[Set exercise]:
Identify the lines that contain the word "JSON", then copy them.

[Input material]:
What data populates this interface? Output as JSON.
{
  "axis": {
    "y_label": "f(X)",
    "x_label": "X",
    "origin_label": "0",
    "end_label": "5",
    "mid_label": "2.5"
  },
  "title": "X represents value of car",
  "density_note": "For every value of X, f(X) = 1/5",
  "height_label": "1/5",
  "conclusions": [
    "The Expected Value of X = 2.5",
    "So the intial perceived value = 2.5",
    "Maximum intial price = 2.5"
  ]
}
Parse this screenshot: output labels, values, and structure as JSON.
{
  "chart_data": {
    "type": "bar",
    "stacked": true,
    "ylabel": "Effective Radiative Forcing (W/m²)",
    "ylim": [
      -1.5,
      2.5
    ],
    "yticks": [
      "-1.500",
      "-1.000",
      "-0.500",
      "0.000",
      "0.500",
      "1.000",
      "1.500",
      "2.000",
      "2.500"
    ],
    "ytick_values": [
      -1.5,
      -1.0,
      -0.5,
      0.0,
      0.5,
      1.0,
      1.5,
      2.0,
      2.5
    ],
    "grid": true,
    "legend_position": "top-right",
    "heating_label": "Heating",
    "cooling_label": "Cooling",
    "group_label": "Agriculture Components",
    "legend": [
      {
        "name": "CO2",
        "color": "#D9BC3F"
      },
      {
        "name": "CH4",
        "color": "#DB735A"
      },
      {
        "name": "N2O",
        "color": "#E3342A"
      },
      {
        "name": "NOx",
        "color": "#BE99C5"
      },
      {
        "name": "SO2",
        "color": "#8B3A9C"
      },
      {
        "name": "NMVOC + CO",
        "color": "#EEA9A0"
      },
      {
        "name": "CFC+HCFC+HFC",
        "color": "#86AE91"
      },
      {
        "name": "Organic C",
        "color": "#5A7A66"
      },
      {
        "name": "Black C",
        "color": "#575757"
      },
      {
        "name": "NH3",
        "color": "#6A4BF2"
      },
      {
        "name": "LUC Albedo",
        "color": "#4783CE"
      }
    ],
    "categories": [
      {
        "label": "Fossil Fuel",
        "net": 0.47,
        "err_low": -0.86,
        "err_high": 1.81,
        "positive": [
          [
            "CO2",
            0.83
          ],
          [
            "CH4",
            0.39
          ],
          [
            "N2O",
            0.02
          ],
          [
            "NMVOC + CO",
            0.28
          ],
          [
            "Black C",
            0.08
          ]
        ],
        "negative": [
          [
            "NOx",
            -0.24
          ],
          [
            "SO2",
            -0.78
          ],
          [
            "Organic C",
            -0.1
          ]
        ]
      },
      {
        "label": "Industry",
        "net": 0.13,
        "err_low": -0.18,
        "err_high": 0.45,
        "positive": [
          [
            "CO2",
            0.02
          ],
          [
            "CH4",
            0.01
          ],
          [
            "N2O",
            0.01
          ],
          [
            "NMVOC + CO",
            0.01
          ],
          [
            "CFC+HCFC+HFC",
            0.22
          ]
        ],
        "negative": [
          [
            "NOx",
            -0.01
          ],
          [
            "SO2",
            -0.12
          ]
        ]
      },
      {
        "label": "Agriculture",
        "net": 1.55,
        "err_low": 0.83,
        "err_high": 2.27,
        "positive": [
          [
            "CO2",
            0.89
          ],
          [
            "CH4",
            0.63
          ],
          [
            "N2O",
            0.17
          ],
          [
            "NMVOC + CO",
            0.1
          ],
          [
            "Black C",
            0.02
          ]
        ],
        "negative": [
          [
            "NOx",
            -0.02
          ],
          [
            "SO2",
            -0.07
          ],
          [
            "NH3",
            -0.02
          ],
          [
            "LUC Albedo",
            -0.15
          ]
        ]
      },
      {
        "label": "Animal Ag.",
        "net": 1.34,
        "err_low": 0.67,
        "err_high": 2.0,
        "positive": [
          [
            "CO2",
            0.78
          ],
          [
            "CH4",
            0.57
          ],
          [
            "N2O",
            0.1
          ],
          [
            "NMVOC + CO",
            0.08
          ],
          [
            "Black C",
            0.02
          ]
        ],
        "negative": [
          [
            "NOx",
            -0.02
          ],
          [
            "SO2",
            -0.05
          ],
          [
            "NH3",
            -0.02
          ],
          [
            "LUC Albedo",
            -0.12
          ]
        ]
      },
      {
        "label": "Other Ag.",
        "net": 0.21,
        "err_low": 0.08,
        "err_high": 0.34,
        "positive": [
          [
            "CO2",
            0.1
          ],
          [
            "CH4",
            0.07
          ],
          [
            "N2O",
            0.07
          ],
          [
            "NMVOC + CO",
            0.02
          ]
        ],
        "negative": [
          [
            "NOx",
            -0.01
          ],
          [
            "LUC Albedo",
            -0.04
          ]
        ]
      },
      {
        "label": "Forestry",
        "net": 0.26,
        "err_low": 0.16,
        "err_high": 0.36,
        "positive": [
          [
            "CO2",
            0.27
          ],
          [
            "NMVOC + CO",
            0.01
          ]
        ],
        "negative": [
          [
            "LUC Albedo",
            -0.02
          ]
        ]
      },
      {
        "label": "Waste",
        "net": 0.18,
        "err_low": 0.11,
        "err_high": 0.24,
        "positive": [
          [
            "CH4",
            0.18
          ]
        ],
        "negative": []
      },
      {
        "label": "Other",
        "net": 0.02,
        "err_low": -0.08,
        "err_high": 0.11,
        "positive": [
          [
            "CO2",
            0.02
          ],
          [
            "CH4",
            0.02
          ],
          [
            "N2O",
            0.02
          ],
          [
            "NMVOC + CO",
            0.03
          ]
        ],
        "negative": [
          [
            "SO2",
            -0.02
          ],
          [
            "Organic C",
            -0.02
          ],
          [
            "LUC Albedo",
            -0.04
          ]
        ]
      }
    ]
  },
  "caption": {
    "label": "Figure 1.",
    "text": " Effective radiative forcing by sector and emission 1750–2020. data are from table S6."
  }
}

[Output]:
What data populates this interface? Output as JSON.
Parse this screenshot: output labels, values, and structure as JSON.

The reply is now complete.